WORK TO COMPLETE: Scan the lines below for the string "from" and copy every one that has it.

THE INPUT:
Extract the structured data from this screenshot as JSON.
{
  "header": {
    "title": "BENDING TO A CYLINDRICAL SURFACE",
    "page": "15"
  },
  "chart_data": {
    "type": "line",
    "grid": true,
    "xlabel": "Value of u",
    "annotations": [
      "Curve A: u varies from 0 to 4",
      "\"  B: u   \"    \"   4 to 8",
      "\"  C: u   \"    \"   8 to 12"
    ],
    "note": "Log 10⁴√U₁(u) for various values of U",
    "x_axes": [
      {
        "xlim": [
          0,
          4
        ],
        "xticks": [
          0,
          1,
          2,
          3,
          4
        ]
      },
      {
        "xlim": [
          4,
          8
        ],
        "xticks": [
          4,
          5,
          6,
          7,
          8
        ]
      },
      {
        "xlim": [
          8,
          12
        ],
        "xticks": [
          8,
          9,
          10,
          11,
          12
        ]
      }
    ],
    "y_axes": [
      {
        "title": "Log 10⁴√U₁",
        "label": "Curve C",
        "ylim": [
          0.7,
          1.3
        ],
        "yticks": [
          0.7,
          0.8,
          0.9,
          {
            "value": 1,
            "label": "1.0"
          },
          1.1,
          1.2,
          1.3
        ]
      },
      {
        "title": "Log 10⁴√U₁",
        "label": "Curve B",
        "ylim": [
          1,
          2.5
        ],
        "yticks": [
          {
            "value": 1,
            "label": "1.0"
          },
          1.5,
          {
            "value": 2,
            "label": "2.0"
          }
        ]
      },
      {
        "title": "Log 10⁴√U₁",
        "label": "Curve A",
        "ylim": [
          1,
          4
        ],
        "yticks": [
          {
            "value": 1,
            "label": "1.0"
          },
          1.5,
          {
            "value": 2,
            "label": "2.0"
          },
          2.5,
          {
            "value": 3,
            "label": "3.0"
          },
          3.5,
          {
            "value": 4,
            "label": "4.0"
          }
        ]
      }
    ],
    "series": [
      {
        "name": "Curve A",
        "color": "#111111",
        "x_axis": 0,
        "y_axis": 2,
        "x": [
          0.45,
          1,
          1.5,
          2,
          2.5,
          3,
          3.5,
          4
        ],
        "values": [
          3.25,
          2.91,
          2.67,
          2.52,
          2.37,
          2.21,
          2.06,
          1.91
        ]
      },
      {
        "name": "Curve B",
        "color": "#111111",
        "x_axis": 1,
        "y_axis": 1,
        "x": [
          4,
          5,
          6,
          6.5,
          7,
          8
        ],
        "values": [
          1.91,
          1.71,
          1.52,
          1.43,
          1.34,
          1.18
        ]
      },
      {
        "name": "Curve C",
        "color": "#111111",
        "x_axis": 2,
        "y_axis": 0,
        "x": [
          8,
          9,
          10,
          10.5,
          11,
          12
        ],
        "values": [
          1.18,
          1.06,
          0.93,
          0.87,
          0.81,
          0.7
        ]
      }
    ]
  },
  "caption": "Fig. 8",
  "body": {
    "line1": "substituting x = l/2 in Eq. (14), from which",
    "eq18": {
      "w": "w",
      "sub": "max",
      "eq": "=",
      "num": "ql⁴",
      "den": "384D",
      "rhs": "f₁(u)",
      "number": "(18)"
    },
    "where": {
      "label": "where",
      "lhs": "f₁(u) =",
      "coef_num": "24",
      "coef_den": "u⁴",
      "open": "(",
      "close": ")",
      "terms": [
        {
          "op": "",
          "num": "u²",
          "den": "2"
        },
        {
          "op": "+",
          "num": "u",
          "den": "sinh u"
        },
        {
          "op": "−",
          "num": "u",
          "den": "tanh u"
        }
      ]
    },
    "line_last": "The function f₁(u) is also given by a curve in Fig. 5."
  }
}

SOLUTION BELOW:
Extract the structured data from this screenshot as JSON.
      "Curve A: u varies from 0 to 4",
    "line1": "substituting x = l/2 in Eq. (14), from which",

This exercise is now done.